Exercise brief: Where a line in the listing contains the string "северо", copy that line out.

Data entries:
## START

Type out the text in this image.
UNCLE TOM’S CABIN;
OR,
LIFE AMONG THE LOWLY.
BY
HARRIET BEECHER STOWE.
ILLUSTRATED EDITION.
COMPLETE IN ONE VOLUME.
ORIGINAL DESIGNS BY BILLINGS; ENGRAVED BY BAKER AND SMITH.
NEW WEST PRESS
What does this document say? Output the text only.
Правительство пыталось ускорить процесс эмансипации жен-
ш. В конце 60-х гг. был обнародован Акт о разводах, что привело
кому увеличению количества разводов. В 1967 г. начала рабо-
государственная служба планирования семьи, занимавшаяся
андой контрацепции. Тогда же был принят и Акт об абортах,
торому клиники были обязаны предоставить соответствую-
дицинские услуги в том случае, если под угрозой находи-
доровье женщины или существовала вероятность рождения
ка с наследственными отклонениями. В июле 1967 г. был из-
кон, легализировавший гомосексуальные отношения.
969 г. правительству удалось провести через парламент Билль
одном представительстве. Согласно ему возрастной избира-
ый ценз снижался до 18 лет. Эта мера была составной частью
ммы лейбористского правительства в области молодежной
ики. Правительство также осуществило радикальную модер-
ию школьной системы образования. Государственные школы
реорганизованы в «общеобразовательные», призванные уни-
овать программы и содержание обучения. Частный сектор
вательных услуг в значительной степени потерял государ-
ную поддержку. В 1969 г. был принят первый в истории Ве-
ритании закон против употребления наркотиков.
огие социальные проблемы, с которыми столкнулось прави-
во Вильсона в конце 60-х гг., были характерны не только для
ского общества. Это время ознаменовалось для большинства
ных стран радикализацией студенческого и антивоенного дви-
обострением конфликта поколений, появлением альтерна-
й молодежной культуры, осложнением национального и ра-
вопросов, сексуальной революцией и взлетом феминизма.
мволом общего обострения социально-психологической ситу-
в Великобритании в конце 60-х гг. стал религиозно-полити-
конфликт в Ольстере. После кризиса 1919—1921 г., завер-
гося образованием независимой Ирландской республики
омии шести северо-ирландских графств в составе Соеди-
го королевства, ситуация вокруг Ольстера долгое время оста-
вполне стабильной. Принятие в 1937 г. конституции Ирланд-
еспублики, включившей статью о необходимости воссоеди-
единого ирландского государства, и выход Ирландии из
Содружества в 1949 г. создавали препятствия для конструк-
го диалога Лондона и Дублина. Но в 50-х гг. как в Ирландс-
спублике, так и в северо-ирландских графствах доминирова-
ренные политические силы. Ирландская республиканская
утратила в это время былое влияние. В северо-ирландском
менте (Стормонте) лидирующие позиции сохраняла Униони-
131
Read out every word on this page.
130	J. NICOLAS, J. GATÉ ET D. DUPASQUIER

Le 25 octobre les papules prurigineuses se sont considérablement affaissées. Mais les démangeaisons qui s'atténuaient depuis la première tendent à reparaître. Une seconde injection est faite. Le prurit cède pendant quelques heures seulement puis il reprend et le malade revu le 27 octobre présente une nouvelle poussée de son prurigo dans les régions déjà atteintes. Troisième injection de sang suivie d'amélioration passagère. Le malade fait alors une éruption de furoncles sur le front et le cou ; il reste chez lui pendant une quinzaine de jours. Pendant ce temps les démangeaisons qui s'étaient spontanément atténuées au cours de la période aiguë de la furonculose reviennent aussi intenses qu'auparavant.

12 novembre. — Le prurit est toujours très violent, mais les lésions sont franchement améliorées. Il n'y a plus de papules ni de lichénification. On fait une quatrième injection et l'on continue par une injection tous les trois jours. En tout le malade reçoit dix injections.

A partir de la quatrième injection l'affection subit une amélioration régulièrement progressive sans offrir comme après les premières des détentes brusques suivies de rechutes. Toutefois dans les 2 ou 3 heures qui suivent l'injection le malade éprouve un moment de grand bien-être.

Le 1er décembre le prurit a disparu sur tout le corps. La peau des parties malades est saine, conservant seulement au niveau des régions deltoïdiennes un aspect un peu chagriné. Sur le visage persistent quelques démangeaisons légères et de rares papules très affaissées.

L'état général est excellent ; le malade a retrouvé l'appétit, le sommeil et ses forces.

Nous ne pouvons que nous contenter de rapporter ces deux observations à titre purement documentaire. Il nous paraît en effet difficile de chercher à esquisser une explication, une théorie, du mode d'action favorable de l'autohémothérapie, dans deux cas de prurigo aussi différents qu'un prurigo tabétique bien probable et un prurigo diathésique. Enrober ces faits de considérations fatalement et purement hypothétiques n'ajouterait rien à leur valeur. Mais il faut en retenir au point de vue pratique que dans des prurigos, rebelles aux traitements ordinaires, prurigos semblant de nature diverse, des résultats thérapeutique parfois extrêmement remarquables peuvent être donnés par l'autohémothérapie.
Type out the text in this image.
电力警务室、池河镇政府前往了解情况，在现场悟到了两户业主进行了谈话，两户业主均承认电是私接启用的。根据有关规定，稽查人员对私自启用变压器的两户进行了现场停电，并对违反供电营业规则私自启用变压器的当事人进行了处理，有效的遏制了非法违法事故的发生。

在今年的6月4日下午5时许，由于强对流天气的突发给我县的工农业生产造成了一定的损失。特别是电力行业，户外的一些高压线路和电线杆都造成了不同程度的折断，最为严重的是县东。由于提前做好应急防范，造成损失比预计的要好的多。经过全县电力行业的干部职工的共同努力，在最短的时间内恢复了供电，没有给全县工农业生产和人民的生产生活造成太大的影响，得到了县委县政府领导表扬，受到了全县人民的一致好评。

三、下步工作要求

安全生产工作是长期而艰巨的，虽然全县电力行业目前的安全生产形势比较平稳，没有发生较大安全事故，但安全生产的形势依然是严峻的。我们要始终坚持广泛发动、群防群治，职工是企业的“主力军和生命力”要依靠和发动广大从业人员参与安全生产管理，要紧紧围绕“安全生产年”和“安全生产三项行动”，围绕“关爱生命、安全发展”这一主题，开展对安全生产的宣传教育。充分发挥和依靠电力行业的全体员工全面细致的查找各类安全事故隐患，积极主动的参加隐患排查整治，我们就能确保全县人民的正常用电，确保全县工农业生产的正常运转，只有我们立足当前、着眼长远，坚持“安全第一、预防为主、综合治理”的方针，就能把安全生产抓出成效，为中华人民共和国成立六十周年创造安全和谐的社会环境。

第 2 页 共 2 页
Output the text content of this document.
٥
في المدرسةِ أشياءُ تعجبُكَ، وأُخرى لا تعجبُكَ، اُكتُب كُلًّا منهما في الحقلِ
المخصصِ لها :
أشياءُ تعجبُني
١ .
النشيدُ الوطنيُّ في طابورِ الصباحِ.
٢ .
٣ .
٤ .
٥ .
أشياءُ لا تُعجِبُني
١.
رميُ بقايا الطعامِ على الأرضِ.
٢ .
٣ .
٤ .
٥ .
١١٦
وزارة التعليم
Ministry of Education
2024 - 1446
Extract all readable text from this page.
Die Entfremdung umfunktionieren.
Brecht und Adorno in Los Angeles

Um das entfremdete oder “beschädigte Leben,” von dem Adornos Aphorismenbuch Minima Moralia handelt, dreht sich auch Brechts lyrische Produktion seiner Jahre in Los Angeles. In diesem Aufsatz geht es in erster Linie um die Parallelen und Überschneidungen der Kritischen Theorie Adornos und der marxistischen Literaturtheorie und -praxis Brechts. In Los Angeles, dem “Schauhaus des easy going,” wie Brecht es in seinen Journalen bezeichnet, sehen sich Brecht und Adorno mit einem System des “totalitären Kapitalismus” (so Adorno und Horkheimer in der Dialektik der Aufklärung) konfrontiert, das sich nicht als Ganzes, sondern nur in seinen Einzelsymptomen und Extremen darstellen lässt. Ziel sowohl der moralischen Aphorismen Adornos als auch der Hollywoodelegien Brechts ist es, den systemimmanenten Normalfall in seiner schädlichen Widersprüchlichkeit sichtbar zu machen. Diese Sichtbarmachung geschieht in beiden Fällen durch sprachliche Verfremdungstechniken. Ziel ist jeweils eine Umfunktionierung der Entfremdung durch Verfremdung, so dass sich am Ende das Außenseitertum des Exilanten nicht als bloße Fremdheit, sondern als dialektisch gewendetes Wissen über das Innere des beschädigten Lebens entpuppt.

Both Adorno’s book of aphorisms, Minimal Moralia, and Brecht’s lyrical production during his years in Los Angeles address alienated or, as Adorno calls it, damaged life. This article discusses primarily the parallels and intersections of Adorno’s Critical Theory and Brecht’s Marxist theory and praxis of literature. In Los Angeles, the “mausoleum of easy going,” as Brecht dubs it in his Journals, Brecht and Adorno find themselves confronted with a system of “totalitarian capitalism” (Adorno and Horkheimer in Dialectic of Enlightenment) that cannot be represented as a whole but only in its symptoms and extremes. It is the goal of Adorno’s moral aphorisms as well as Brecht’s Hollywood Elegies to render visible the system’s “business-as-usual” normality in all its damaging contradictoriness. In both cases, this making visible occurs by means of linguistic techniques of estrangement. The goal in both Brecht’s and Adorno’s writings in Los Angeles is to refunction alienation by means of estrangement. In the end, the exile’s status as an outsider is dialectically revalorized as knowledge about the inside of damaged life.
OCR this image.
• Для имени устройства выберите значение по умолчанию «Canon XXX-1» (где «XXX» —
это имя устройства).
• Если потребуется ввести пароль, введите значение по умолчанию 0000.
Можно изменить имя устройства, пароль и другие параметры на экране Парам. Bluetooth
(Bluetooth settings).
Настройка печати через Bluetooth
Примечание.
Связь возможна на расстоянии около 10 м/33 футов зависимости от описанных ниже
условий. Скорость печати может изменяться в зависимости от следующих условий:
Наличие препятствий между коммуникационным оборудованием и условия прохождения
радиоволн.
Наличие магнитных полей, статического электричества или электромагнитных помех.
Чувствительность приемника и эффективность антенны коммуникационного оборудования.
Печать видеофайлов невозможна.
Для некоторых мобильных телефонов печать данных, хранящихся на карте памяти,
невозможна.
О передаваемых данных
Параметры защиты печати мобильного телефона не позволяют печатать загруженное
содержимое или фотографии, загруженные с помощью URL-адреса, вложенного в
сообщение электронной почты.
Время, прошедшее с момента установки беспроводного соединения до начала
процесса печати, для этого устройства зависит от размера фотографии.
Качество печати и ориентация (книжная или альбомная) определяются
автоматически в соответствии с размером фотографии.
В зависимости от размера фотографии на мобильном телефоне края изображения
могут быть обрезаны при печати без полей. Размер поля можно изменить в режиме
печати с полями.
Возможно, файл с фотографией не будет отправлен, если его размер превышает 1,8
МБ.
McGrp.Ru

## END

Solution for this problem:
омии шести северо-ирландских графств в составе Соеди-
спублике, так и в северо-ирландских графствах доминирова-
утратила в это время былое влияние. В северо-ирландском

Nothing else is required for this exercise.